▶ WRITTEN EXERCISE: Count each line in which the word "Letter" appears. Reply with the total and nothing more.

▶ RECORD EXTRACTS:
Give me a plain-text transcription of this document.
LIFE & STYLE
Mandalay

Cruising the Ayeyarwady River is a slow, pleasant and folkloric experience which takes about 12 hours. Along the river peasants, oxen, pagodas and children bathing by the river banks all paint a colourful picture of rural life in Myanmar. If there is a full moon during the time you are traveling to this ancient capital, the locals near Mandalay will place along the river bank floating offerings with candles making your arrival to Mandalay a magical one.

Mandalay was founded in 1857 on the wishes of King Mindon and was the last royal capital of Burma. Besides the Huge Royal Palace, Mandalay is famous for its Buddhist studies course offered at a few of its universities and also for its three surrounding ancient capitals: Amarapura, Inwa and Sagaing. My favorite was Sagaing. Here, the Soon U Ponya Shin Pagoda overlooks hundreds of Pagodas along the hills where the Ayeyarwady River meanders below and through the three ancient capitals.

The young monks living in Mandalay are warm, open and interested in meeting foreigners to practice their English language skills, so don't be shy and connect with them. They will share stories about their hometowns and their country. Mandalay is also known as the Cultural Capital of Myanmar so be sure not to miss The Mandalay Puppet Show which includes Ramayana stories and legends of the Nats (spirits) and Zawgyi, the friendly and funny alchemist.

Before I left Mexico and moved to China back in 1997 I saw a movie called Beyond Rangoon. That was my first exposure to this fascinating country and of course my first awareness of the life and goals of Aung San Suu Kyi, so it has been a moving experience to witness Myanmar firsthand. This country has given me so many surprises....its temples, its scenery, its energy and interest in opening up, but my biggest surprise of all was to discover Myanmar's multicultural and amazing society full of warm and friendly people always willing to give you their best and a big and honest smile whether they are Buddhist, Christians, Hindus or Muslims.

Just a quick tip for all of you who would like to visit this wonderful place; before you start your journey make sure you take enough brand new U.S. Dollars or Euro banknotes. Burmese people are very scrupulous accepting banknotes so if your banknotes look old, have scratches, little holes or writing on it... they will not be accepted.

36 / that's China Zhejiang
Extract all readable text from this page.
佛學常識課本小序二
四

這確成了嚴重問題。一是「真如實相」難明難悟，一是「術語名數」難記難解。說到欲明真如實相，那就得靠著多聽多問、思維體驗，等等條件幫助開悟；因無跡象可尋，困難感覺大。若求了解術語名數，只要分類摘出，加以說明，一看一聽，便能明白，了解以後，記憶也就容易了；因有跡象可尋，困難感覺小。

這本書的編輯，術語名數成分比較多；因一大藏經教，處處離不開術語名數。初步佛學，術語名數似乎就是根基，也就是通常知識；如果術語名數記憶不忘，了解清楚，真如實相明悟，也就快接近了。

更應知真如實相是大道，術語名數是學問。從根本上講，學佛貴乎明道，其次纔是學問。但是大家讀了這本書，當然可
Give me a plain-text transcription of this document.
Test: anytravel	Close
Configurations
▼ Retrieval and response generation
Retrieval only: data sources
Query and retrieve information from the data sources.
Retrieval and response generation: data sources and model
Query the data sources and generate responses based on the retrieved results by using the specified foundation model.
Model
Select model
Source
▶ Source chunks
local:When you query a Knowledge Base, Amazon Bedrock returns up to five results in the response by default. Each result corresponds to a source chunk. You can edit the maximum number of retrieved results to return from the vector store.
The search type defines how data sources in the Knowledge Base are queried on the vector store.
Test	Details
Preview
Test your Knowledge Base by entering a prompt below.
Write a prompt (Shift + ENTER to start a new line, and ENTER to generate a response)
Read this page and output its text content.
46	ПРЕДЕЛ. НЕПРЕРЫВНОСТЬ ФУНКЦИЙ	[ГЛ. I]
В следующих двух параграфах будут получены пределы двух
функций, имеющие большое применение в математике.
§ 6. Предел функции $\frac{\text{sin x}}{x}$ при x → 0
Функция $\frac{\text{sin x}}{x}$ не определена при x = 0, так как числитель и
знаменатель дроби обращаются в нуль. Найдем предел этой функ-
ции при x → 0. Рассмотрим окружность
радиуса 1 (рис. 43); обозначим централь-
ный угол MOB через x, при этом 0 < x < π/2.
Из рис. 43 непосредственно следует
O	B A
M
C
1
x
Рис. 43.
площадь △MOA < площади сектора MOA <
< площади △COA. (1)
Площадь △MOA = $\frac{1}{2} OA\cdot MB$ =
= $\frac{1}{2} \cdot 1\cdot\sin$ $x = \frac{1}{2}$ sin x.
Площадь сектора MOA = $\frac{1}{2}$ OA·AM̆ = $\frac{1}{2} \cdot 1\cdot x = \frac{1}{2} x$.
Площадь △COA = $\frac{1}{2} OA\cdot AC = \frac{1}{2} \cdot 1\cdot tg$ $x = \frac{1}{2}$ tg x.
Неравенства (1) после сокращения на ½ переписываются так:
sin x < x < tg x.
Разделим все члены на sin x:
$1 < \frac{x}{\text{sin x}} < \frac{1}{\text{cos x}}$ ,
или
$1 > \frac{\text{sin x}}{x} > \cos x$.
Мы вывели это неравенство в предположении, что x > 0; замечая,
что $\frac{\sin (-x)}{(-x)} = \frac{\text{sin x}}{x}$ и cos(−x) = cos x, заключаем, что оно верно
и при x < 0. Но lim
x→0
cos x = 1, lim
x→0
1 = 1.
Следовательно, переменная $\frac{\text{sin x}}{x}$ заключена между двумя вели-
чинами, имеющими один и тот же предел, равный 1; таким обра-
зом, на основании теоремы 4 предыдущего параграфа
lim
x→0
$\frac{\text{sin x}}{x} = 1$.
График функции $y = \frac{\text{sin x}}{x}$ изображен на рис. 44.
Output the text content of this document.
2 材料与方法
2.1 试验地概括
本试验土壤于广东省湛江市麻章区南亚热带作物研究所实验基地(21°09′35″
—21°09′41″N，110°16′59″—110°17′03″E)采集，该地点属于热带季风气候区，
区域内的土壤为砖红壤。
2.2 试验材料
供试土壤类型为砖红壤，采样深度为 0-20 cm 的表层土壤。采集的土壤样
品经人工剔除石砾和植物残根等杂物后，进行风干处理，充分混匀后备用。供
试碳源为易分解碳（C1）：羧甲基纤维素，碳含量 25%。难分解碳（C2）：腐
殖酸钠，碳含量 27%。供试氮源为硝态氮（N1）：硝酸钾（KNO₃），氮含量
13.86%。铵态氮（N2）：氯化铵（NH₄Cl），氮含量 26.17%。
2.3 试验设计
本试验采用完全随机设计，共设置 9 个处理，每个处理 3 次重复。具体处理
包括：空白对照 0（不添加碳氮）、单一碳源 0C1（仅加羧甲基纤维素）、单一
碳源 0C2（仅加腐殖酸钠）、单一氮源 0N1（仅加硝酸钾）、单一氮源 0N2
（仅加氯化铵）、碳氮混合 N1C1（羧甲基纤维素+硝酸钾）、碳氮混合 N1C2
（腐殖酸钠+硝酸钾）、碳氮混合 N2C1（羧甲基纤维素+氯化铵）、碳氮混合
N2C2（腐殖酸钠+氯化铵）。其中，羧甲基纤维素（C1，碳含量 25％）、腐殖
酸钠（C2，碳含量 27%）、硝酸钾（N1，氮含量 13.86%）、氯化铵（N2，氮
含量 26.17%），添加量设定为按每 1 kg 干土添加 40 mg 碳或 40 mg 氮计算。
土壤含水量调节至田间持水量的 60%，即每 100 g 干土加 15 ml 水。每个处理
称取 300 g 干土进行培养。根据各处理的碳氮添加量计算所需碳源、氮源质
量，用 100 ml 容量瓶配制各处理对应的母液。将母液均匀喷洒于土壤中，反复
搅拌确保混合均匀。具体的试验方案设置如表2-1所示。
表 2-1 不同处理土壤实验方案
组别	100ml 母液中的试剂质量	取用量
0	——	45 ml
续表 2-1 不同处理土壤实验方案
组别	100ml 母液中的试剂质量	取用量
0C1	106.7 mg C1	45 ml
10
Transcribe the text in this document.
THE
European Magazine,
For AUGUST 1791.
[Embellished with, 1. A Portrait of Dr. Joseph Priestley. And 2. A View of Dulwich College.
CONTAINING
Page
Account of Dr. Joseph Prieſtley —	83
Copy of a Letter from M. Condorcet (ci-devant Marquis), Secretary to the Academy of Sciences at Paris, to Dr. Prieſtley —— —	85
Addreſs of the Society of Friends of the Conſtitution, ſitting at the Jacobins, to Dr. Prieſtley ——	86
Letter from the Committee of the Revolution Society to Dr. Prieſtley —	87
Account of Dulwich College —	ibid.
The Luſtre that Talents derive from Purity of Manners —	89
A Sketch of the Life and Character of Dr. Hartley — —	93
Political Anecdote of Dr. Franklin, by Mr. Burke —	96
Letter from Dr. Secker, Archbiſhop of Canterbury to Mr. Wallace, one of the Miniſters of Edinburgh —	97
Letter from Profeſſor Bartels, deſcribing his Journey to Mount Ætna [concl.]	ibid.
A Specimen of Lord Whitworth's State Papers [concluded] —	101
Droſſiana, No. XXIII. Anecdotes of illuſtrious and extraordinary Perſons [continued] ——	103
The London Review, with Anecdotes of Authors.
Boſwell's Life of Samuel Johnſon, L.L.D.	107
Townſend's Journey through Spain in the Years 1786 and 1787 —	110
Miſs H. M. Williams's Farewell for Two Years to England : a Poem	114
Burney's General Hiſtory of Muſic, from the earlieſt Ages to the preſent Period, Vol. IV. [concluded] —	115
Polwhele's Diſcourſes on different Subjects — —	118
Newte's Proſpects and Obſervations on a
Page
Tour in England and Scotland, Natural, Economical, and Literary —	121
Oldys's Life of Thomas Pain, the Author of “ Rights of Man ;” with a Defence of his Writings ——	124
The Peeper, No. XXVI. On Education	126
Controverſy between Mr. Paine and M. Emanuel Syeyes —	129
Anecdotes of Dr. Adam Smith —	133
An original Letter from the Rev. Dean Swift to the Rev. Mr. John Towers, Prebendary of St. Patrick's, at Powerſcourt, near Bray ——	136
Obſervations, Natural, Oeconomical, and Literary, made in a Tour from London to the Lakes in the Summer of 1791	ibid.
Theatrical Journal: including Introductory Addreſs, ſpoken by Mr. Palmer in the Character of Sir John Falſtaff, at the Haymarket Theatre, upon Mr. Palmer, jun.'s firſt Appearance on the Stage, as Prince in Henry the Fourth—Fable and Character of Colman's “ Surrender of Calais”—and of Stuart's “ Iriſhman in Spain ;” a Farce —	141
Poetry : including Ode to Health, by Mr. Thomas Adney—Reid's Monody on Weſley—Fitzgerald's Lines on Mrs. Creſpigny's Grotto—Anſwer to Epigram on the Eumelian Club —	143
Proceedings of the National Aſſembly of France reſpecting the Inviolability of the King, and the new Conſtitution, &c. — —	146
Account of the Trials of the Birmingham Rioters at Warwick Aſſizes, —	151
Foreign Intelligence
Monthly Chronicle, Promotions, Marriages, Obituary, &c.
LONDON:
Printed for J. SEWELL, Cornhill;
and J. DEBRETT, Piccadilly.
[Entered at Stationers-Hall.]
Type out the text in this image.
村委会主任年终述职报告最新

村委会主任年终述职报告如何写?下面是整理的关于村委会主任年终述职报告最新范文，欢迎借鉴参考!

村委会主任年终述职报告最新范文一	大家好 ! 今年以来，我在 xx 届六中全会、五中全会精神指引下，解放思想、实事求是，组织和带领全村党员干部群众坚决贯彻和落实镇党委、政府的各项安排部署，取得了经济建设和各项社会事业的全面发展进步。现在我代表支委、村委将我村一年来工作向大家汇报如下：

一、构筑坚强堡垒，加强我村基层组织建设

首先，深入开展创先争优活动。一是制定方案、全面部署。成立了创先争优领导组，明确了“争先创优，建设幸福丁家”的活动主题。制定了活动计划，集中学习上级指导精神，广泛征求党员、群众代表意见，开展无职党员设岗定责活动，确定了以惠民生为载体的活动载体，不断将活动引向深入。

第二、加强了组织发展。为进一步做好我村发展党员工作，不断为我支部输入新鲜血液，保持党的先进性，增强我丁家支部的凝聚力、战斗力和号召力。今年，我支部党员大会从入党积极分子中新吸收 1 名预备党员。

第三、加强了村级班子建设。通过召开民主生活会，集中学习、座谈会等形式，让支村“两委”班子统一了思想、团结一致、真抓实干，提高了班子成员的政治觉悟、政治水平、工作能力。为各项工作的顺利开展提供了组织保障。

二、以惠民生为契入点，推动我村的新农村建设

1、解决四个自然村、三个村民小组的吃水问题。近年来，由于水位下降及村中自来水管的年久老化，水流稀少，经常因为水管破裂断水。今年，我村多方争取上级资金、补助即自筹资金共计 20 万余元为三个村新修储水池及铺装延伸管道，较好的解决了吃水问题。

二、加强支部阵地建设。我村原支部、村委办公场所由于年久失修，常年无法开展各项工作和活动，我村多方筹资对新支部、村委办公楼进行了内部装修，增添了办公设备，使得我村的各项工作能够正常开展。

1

▶ EXPECTED OUTPUT: 5